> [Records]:

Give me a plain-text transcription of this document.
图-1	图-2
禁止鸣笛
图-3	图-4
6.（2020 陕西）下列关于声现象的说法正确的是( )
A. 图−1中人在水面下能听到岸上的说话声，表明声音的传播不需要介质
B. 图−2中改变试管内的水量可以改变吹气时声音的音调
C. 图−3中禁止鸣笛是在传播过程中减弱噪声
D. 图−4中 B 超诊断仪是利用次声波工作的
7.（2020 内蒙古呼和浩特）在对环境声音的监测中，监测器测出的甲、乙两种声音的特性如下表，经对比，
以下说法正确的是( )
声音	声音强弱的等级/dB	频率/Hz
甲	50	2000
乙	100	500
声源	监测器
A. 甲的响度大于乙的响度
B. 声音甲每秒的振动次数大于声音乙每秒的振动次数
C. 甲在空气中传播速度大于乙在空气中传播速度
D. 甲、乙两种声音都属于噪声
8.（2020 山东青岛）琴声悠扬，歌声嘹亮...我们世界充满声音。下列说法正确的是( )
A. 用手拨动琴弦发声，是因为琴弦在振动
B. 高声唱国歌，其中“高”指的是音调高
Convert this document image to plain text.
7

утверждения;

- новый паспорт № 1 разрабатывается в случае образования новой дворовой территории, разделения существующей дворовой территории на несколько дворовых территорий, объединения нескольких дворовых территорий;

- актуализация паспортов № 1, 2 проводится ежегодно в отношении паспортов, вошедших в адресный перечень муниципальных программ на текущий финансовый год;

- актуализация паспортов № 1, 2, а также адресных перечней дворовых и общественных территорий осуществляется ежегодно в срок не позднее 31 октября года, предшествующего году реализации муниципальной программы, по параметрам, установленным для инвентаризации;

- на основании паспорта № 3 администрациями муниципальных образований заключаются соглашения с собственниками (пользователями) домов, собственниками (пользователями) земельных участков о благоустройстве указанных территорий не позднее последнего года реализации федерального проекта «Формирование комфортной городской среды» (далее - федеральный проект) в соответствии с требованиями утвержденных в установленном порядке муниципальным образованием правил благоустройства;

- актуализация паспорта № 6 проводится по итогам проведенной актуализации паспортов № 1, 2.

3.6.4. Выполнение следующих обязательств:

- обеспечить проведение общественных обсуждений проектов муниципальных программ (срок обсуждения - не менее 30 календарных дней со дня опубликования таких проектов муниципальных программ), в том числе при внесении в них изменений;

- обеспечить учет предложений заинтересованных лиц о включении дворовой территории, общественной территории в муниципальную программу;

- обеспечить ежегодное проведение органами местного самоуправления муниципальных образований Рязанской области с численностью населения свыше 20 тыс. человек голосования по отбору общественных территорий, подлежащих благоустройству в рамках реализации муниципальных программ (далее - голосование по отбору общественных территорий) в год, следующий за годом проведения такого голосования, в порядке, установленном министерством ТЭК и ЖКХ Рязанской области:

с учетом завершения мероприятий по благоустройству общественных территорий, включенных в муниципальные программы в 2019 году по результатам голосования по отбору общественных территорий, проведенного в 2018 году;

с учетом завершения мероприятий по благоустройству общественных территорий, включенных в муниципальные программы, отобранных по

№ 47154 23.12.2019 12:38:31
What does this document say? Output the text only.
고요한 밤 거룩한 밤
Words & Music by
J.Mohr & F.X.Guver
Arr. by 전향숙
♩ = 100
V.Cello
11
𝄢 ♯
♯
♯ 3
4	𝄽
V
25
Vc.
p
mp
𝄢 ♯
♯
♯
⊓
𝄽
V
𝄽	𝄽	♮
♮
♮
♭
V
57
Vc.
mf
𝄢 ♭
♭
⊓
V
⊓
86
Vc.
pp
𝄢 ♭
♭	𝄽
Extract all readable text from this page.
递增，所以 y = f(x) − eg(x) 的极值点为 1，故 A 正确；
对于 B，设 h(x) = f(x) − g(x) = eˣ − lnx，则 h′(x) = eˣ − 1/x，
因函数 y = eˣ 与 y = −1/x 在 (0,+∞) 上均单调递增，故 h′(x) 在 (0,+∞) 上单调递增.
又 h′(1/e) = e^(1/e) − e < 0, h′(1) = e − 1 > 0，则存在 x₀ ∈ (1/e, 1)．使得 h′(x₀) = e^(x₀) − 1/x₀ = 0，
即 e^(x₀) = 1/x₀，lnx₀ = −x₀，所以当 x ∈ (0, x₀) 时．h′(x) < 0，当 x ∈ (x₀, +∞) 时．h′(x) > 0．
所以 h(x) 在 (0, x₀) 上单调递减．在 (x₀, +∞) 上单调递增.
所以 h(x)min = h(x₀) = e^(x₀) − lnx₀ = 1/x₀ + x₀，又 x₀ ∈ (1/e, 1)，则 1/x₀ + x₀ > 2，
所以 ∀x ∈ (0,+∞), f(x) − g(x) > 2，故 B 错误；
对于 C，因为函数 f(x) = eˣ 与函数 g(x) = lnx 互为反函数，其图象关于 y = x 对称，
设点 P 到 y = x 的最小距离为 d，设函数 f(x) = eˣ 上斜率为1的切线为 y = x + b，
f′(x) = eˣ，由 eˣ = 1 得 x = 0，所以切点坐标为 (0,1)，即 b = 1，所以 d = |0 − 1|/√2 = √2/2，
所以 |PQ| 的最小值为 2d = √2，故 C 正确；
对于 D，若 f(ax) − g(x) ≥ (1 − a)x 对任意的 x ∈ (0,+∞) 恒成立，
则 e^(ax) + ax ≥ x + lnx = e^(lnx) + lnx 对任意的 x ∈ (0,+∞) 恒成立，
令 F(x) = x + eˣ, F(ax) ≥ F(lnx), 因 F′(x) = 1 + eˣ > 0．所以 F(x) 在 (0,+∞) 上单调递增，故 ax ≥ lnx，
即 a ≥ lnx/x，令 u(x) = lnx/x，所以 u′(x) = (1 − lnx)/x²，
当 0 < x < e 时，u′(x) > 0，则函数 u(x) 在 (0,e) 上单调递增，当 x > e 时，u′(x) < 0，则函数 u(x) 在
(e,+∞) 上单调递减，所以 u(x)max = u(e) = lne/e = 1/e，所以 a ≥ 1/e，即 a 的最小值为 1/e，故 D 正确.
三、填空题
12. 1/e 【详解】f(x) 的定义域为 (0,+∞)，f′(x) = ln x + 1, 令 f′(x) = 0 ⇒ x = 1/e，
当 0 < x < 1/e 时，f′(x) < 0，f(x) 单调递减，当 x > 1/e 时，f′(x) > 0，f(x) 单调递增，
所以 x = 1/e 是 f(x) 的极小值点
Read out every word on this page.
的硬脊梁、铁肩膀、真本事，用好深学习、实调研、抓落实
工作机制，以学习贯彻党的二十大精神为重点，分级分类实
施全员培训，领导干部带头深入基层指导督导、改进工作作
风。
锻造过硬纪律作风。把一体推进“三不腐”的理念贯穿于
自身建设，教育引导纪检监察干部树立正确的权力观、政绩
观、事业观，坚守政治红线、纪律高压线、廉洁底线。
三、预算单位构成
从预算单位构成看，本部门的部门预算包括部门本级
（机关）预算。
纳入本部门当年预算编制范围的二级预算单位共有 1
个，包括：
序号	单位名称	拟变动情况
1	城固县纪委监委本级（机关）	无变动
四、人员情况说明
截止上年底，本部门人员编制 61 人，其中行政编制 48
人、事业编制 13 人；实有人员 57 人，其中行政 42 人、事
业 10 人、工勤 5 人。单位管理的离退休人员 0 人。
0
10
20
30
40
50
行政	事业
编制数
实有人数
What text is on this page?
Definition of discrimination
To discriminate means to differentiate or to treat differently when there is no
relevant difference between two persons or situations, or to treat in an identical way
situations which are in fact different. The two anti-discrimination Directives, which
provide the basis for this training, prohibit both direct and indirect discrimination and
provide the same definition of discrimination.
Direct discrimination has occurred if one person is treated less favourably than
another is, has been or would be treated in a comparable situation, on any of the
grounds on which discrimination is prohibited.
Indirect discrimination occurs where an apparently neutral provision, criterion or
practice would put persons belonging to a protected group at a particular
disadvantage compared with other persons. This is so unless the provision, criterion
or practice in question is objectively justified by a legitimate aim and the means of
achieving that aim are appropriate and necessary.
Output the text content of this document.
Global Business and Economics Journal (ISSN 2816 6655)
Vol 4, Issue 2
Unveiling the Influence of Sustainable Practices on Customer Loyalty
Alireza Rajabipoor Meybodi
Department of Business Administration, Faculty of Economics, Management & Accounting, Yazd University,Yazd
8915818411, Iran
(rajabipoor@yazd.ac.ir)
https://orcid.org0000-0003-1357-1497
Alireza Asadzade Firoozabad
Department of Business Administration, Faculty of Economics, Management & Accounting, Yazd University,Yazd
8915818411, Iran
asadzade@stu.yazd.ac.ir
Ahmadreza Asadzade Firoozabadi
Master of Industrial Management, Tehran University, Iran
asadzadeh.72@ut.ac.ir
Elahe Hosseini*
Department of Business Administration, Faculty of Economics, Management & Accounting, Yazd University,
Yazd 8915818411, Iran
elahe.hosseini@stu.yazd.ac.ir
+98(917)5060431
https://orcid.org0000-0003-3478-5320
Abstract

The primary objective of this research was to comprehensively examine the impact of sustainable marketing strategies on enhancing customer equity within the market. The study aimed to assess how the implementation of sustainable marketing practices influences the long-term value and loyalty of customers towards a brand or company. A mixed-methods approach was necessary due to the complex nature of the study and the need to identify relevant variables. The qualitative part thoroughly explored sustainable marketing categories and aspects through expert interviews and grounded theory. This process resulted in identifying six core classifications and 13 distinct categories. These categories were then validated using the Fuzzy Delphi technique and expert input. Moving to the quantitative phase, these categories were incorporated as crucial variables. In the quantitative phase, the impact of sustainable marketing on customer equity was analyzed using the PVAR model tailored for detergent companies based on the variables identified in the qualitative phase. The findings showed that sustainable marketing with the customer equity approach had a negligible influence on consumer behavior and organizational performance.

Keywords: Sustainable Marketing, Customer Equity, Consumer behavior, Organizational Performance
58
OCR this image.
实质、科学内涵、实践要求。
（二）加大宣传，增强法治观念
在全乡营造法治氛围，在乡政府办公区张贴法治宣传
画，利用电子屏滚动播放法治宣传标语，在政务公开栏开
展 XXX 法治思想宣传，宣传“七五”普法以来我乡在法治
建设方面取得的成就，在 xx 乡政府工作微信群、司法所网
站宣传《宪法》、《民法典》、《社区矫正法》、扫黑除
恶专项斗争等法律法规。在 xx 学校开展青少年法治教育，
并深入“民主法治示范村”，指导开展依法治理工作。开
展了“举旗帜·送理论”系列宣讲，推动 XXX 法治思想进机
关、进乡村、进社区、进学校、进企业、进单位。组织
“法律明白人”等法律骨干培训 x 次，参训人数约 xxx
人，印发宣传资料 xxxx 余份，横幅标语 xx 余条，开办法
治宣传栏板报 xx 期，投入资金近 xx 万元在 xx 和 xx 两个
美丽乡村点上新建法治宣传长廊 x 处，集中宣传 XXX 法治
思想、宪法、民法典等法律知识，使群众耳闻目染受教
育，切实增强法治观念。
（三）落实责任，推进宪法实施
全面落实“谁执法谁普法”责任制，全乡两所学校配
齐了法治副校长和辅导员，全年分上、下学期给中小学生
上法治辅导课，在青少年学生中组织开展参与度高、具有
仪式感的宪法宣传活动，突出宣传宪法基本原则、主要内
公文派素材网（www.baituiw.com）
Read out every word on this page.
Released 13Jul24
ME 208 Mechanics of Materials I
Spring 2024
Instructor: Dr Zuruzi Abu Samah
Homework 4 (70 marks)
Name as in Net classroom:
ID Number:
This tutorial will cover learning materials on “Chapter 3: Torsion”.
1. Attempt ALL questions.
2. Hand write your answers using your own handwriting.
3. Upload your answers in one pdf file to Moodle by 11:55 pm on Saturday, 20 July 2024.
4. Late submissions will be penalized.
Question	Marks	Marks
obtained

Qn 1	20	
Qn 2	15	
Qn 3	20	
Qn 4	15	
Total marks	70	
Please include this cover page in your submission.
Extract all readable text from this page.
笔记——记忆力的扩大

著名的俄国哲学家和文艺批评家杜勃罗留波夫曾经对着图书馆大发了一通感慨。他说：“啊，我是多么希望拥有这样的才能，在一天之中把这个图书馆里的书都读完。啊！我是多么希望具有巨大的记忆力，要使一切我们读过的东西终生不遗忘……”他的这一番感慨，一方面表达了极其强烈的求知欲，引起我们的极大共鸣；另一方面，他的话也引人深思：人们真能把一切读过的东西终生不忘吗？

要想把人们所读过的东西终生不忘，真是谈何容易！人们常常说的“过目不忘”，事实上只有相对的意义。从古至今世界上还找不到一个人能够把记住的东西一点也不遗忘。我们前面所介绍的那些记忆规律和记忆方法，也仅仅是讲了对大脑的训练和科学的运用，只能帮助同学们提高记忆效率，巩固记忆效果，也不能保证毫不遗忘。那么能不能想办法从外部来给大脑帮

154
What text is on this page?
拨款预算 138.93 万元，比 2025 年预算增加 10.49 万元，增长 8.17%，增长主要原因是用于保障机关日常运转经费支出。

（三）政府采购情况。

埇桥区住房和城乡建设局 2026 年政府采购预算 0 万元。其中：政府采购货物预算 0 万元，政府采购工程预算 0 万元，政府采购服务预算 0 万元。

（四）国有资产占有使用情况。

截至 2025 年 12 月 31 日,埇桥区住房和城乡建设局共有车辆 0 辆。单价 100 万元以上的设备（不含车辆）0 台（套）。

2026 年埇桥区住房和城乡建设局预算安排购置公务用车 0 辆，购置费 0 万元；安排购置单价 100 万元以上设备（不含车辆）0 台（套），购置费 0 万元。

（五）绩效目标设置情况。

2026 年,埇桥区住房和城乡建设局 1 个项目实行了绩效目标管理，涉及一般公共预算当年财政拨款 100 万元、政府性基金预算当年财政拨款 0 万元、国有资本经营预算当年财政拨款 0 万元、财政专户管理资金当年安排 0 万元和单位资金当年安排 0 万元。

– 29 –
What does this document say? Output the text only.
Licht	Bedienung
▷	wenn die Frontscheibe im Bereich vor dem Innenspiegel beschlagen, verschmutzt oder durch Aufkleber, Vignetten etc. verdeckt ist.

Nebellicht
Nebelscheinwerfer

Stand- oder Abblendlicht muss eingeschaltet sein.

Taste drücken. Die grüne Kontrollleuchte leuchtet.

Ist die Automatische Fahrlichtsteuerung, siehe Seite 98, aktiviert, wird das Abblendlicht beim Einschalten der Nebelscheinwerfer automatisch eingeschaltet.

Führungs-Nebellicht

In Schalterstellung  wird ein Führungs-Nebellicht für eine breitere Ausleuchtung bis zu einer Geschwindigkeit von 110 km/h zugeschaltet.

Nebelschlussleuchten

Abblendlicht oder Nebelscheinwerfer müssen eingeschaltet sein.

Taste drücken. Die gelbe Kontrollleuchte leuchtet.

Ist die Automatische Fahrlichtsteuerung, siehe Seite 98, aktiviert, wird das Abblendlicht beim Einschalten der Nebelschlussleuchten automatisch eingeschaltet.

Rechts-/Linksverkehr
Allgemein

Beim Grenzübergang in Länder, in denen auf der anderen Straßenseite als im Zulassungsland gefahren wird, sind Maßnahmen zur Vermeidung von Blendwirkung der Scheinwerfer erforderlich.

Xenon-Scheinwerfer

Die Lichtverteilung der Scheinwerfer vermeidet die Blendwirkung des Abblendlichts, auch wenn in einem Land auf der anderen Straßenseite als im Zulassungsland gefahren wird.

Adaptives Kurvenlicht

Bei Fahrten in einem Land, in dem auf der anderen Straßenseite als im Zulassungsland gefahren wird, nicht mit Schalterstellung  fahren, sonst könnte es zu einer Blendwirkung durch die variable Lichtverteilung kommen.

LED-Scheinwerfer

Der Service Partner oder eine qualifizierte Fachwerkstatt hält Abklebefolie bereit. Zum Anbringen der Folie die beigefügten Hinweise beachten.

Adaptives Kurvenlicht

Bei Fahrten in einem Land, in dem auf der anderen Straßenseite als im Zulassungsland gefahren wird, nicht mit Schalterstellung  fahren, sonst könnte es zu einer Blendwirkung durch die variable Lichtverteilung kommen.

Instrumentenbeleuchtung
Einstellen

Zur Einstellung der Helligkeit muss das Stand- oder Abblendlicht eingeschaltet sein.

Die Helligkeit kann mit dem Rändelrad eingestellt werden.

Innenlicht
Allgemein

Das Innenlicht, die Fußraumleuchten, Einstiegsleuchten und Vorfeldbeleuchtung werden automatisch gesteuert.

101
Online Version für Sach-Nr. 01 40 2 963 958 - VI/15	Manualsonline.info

> [Stated task]: Identify the lines in the entries that hold "cover" and return each one.

> [Task output]:
This tutorial will cover learning materials on “Chapter 3: Torsion”.
Please include this cover page in your submission.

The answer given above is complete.